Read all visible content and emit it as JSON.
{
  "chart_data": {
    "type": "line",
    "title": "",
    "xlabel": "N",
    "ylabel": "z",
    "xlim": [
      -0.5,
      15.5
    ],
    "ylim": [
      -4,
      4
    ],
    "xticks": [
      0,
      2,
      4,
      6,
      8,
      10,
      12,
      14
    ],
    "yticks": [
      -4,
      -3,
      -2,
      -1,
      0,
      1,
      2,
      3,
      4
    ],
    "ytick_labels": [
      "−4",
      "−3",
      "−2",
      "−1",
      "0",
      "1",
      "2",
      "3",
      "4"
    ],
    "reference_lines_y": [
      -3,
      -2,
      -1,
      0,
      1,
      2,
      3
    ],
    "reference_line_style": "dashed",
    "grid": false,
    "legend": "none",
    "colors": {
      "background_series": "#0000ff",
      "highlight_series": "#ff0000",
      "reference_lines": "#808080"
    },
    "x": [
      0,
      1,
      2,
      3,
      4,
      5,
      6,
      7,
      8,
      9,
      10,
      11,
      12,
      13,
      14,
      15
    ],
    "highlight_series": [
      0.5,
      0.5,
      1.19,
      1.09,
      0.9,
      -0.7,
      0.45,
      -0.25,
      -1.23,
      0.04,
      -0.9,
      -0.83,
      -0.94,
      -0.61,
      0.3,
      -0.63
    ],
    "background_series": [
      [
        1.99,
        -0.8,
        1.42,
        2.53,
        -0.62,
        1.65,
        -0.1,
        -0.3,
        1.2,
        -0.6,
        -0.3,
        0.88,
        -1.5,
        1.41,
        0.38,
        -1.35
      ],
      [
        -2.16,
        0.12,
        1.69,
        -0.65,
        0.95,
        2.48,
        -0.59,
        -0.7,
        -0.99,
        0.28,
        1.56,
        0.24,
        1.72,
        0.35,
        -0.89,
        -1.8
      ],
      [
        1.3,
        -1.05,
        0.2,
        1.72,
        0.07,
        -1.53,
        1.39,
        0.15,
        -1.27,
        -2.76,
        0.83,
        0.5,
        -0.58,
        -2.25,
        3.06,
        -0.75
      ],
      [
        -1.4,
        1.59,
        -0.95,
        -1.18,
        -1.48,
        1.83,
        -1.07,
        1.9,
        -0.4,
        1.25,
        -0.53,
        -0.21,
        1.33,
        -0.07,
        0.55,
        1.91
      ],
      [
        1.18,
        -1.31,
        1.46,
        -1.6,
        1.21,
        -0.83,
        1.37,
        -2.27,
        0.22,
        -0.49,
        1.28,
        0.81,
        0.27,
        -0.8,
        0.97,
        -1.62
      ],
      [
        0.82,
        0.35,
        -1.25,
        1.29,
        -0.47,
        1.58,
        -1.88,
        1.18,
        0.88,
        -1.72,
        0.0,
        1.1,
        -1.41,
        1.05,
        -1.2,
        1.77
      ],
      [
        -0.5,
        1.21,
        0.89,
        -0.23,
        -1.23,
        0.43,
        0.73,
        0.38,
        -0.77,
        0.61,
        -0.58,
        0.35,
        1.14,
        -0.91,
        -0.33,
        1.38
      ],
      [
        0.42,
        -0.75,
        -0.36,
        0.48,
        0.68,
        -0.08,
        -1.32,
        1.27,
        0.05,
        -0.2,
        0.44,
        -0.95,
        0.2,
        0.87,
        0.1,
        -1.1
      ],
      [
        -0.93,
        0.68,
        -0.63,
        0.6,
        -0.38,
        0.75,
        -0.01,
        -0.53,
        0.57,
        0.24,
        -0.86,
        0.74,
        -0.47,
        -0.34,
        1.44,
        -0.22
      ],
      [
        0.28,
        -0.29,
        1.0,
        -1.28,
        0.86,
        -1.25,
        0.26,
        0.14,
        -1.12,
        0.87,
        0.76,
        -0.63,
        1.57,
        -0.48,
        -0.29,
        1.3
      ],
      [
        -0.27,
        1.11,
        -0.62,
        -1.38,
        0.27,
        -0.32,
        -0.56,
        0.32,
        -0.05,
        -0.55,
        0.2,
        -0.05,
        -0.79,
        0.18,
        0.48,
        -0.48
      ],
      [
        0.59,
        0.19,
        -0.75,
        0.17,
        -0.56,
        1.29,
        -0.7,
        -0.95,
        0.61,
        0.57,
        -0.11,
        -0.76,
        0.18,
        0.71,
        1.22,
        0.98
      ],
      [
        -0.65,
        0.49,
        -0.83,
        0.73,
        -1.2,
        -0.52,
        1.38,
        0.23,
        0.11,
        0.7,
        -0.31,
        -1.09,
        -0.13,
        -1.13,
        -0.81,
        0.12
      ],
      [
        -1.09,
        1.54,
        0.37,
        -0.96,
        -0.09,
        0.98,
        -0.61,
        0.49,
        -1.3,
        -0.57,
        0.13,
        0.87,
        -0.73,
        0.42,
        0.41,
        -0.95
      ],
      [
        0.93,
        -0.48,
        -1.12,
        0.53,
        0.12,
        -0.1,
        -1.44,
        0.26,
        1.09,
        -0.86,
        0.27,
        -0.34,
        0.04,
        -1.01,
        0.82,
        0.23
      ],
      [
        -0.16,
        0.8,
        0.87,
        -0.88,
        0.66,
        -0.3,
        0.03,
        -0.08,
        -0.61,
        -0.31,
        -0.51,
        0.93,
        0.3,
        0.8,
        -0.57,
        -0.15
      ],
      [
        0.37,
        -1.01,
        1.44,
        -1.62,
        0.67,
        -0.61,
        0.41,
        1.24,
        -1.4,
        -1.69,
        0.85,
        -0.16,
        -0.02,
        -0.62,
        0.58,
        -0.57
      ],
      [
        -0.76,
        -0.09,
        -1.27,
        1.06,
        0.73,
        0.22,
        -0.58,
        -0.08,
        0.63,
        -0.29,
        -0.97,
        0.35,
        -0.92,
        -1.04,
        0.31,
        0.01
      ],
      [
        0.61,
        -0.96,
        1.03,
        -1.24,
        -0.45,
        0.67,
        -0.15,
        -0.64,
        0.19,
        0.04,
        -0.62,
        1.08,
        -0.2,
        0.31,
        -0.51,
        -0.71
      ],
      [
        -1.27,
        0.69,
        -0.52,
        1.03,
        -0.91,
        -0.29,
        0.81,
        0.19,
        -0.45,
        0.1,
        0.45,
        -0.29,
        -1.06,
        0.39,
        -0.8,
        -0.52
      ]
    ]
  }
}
=-=-=-=-=
◆ **What to do**
Output all of the material, please, exactly as it stands.

◆ **Task solution**
Read all visible content and emit it as JSON.
{
  "chart_data": {
    "type": "line",
    "title": "",
    "xlabel": "N",
    "ylabel": "z",
    "xlim": [
      -0.5,
      15.5
    ],
    "ylim": [
      -4,
      4
    ],
    "xticks": [
      0,
      2,
      4,
      6,
      8,
      10,
      12,
      14
    ],
    "yticks": [
      -4,
      -3,
      -2,
      -1,
      0,
      1,
      2,
      3,
      4
    ],
    "ytick_labels": [
      "−4",
      "−3",
      "−2",
      "−1",
      "0",
      "1",
      "2",
      "3",
      "4"
    ],
    "reference_lines_y": [
      -3,
      -2,
      -1,
      0,
      1,
      2,
      3
    ],
    "reference_line_style": "dashed",
    "grid": false,
    "legend": "none",
    "colors": {
      "background_series": "#0000ff",
      "highlight_series": "#ff0000",
      "reference_lines": "#808080"
    },
    "x": [
      0,
      1,
      2,
      3,
      4,
      5,
      6,
      7,
      8,
      9,
      10,
      11,
      12,
      13,
      14,
      15
    ],
    "highlight_series": [
      0.5,
      0.5,
      1.19,
      1.09,
      0.9,
      -0.7,
      0.45,
      -0.25,
      -1.23,
      0.04,
      -0.9,
      -0.83,
      -0.94,
      -0.61,
      0.3,
      -0.63
    ],
    "background_series": [
      [
        1.99,
        -0.8,
        1.42,
        2.53,
        -0.62,
        1.65,
        -0.1,
        -0.3,
        1.2,
        -0.6,
        -0.3,
        0.88,
        -1.5,
        1.41,
        0.38,
        -1.35
      ],
      [
        -2.16,
        0.12,
        1.69,
        -0.65,
        0.95,
        2.48,
        -0.59,
        -0.7,
        -0.99,
        0.28,
        1.56,
        0.24,
        1.72,
        0.35,
        -0.89,
        -1.8
      ],
      [
        1.3,
        -1.05,
        0.2,
        1.72,
        0.07,
        -1.53,
        1.39,
        0.15,
        -1.27,
        -2.76,
        0.83,
        0.5,
        -0.58,
        -2.25,
        3.06,
        -0.75
      ],
      [
        -1.4,
        1.59,
        -0.95,
        -1.18,
        -1.48,
        1.83,
        -1.07,
        1.9,
        -0.4,
        1.25,
        -0.53,
        -0.21,
        1.33,
        -0.07,
        0.55,
        1.91
      ],
      [
        1.18,
        -1.31,
        1.46,
        -1.6,
        1.21,
        -0.83,
        1.37,
        -2.27,
        0.22,
        -0.49,
        1.28,
        0.81,
        0.27,
        -0.8,
        0.97,
        -1.62
      ],
      [
        0.82,
        0.35,
        -1.25,
        1.29,
        -0.47,
        1.58,
        -1.88,
        1.18,
        0.88,
        -1.72,
        0.0,
        1.1,
        -1.41,
        1.05,
        -1.2,
        1.77
      ],
      [
        -0.5,
        1.21,
        0.89,
        -0.23,
        -1.23,
        0.43,
        0.73,
        0.38,
        -0.77,
        0.61,
        -0.58,
        0.35,
        1.14,
        -0.91,
        -0.33,
        1.38
      ],
      [
        0.42,
        -0.75,
        -0.36,
        0.48,
        0.68,
        -0.08,
        -1.32,
        1.27,
        0.05,
        -0.2,
        0.44,
        -0.95,
        0.2,
        0.87,
        0.1,
        -1.1
      ],
      [
        -0.93,
        0.68,
        -0.63,
        0.6,
        -0.38,
        0.75,
        -0.01,
        -0.53,
        0.57,
        0.24,
        -0.86,
        0.74,
        -0.47,
        -0.34,
        1.44,
        -0.22
      ],
      [
        0.28,
        -0.29,
        1.0,
        -1.28,
        0.86,
        -1.25,
        0.26,
        0.14,
        -1.12,
        0.87,
        0.76,
        -0.63,
        1.57,
        -0.48,
        -0.29,
        1.3
      ],
      [
        -0.27,
        1.11,
        -0.62,
        -1.38,
        0.27,
        -0.32,
        -0.56,
        0.32,
        -0.05,
        -0.55,
        0.2,
        -0.05,
        -0.79,
        0.18,
        0.48,
        -0.48
      ],
      [
        0.59,
        0.19,
        -0.75,
        0.17,
        -0.56,
        1.29,
        -0.7,
        -0.95,
        0.61,
        0.57,
        -0.11,
        -0.76,
        0.18,
        0.71,
        1.22,
        0.98
      ],
      [
        -0.65,
        0.49,
        -0.83,
        0.73,
        -1.2,
        -0.52,
        1.38,
        0.23,
        0.11,
        0.7,
        -0.31,
        -1.09,
        -0.13,
        -1.13,
        -0.81,
        0.12
      ],
      [
        -1.09,
        1.54,
        0.37,
        -0.96,
        -0.09,
        0.98,
        -0.61,
        0.49,
        -1.3,
        -0.57,
        0.13,
        0.87,
        -0.73,
        0.42,
        0.41,
        -0.95
      ],
      [
        0.93,
        -0.48,
        -1.12,
        0.53,
        0.12,
        -0.1,
        -1.44,
        0.26,
        1.09,
        -0.86,
        0.27,
        -0.34,
        0.04,
        -1.01,
        0.82,
        0.23
      ],
      [
        -0.16,
        0.8,
        0.87,
        -0.88,
        0.66,
        -0.3,
        0.03,
        -0.08,
        -0.61,
        -0.31,
        -0.51,
        0.93,
        0.3,
        0.8,
        -0.57,
        -0.15
      ],
      [
        0.37,
        -1.01,
        1.44,
        -1.62,
        0.67,
        -0.61,
        0.41,
        1.24,
        -1.4,
        -1.69,
        0.85,
        -0.16,
        -0.02,
        -0.62,
        0.58,
        -0.57
      ],
      [
        -0.76,
        -0.09,
        -1.27,
        1.06,
        0.73,
        0.22,
        -0.58,
        -0.08,
        0.63,
        -0.29,
        -0.97,
        0.35,
        -0.92,
        -1.04,
        0.31,
        0.01
      ],
      [
        0.61,
        -0.96,
        1.03,
        -1.24,
        -0.45,
        0.67,
        -0.15,
        -0.64,
        0.19,
        0.04,
        -0.62,
        1.08,
        -0.2,
        0.31,
        -0.51,
        -0.71
      ],
      [
        -1.27,
        0.69,
        -0.52,
        1.03,
        -0.91,
        -0.29,
        0.81,
        0.19,
        -0.45,
        0.1,
        0.45,
        -0.29,
        -1.06,
        0.39,
        -0.8,
        -0.52
      ]
    ]
  }
}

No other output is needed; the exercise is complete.